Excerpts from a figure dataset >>
▼
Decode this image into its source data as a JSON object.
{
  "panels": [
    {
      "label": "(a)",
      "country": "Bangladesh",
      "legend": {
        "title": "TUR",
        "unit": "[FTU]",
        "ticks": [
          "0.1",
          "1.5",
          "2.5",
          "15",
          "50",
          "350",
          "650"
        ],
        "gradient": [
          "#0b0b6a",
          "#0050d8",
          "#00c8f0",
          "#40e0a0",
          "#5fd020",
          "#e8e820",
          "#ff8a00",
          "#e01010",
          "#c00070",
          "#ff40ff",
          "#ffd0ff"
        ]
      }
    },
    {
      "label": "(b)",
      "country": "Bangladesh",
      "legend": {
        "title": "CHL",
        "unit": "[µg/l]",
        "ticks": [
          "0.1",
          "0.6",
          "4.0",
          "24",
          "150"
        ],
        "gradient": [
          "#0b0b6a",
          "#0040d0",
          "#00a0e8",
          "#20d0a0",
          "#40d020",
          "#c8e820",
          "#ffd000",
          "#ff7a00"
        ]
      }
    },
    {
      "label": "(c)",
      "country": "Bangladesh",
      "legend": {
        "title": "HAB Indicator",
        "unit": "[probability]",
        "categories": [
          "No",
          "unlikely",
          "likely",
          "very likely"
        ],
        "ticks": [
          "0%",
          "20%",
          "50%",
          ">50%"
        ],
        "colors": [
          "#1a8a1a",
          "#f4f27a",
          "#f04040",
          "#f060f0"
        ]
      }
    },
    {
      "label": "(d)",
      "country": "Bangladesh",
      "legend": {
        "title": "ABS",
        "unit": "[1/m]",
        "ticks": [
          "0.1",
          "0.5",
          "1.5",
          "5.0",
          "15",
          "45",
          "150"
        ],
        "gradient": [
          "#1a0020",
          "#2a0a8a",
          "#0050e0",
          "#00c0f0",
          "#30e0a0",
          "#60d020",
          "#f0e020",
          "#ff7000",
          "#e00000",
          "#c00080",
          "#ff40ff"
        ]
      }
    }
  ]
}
▲
PROBLEM DETAILS >> Report only the number of lines that hold the word "title".

WRITTEN RESPONSE >> 4